start
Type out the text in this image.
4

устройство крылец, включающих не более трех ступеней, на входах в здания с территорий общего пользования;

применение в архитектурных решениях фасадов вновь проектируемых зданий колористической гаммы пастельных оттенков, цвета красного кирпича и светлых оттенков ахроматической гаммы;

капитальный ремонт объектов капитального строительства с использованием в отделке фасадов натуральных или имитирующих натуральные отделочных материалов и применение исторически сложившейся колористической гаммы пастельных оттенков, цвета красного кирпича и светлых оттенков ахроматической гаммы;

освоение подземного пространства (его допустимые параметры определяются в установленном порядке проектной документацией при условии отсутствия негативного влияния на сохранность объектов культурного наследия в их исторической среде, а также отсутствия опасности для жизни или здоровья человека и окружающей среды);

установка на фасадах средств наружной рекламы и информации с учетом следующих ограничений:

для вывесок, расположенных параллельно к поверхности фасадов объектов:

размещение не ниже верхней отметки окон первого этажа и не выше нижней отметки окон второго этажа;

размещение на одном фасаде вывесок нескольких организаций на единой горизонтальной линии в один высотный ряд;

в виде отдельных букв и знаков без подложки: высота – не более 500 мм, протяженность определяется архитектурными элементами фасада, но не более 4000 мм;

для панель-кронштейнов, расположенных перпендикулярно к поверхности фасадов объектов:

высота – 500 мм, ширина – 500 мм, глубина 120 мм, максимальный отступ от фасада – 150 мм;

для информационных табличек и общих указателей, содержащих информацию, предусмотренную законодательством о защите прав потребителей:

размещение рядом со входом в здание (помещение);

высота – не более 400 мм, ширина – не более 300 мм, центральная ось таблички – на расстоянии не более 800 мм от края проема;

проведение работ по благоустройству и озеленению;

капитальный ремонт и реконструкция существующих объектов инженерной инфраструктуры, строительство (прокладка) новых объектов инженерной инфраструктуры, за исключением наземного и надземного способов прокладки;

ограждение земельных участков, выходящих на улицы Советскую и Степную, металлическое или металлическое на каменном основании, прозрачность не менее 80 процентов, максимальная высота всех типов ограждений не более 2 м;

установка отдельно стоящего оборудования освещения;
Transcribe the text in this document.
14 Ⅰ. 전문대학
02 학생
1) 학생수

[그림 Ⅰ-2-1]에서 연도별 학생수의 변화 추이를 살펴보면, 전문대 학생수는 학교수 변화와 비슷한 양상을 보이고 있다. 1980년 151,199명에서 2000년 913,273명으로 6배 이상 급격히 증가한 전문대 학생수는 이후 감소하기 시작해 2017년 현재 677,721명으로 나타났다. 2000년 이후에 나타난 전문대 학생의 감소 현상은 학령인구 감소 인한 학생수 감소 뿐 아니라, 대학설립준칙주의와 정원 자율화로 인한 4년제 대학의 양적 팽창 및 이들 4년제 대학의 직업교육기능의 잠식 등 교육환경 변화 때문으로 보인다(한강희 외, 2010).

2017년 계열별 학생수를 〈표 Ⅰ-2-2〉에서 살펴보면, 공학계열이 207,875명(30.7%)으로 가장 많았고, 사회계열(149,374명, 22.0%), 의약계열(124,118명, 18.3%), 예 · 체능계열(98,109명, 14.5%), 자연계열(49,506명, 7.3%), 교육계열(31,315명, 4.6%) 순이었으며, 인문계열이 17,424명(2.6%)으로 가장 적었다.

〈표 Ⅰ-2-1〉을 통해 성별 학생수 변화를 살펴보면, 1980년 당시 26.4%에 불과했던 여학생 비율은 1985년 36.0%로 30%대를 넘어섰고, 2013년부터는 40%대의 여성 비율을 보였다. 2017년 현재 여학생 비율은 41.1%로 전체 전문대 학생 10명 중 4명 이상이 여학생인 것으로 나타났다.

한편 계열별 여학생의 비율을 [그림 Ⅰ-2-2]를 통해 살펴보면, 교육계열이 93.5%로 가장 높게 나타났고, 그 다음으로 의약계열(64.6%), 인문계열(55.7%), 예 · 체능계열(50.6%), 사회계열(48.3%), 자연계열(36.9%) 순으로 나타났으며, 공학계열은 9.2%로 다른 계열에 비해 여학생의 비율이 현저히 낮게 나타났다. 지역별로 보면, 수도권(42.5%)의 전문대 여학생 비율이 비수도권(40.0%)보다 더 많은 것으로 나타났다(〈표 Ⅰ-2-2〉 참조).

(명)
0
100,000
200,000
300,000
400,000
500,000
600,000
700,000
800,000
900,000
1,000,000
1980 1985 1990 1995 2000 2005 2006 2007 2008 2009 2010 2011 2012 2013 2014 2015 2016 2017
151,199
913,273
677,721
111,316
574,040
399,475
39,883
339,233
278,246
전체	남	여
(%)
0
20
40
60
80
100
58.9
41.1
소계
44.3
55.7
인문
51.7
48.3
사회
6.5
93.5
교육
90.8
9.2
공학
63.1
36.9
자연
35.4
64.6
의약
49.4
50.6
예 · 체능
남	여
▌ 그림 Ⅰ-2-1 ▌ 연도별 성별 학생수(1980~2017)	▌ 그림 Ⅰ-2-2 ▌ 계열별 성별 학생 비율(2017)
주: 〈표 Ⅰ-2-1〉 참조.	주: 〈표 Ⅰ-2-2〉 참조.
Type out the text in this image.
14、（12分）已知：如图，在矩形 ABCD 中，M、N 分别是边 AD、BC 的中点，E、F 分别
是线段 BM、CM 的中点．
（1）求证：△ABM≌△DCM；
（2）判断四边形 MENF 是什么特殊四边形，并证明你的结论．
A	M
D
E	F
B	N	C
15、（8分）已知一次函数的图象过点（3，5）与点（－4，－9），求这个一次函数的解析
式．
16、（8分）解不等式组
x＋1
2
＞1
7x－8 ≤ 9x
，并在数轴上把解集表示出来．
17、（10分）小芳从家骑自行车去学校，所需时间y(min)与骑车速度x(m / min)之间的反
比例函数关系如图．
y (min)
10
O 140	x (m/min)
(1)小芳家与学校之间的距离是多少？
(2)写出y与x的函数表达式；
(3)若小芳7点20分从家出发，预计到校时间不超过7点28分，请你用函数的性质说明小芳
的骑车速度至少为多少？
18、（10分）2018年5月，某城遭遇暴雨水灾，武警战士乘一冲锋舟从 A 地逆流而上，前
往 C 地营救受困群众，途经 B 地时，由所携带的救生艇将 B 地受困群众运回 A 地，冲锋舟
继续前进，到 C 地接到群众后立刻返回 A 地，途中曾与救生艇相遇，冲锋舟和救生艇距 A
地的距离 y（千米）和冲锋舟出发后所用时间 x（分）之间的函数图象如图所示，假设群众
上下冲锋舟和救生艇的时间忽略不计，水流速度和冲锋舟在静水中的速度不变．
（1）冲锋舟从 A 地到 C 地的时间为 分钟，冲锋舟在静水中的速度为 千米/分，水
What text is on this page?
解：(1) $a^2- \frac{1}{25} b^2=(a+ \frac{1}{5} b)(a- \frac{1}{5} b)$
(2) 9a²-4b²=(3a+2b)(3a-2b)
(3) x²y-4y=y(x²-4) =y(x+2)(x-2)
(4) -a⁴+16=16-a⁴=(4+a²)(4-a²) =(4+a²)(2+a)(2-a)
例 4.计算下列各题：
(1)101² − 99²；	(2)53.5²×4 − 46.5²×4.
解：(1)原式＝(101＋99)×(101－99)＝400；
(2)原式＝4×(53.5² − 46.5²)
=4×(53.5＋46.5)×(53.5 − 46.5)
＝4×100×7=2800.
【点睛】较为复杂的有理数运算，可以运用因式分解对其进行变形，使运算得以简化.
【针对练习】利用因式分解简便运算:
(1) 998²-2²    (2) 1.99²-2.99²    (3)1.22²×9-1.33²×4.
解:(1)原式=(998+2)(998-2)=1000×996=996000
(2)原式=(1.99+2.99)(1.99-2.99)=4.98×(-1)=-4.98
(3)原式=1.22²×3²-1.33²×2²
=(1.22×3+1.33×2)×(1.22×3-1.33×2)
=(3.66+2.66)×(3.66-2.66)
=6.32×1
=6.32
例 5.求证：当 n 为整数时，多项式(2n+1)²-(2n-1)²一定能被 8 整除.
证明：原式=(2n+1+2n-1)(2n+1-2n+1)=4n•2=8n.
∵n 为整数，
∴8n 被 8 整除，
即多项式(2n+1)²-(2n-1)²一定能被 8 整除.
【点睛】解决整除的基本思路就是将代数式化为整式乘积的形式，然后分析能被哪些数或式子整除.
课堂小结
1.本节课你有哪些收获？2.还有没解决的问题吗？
end
● **EXERCISE**
Starting from the line containing "What text is on this page?" and ending with the final line of the data, reproduce each line exactly as it appears, including no other lines.

● **TASK SOLUTION**
What text is on this page?
解：(1) $a^2- \frac{1}{25} b^2=(a+ \frac{1}{5} b)(a- \frac{1}{5} b)$
(2) 9a²-4b²=(3a+2b)(3a-2b)
(3) x²y-4y=y(x²-4) =y(x+2)(x-2)
(4) -a⁴+16=16-a⁴=(4+a²)(4-a²) =(4+a²)(2+a)(2-a)
例 4.计算下列各题：
(1)101² − 99²；	(2)53.5²×4 − 46.5²×4.
解：(1)原式＝(101＋99)×(101－99)＝400；
(2)原式＝4×(53.5² − 46.5²)
=4×(53.5＋46.5)×(53.5 − 46.5)
＝4×100×7=2800.
【点睛】较为复杂的有理数运算，可以运用因式分解对其进行变形，使运算得以简化.
【针对练习】利用因式分解简便运算:
(1) 998²-2²    (2) 1.99²-2.99²    (3)1.22²×9-1.33²×4.
解:(1)原式=(998+2)(998-2)=1000×996=996000
(2)原式=(1.99+2.99)(1.99-2.99)=4.98×(-1)=-4.98
(3)原式=1.22²×3²-1.33²×2²
=(1.22×3+1.33×2)×(1.22×3-1.33×2)
=(3.66+2.66)×(3.66-2.66)
=6.32×1
=6.32
例 5.求证：当 n 为整数时，多项式(2n+1)²-(2n-1)²一定能被 8 整除.
证明：原式=(2n+1+2n-1)(2n+1-2n+1)=4n•2=8n.
∵n 为整数，
∴8n 被 8 整除，
即多项式(2n+1)²-(2n-1)²一定能被 8 整除.
【点睛】解决整除的基本思路就是将代数式化为整式乘积的形式，然后分析能被哪些数或式子整除.
课堂小结
1.本节课你有哪些收获？2.还有没解决的问题吗？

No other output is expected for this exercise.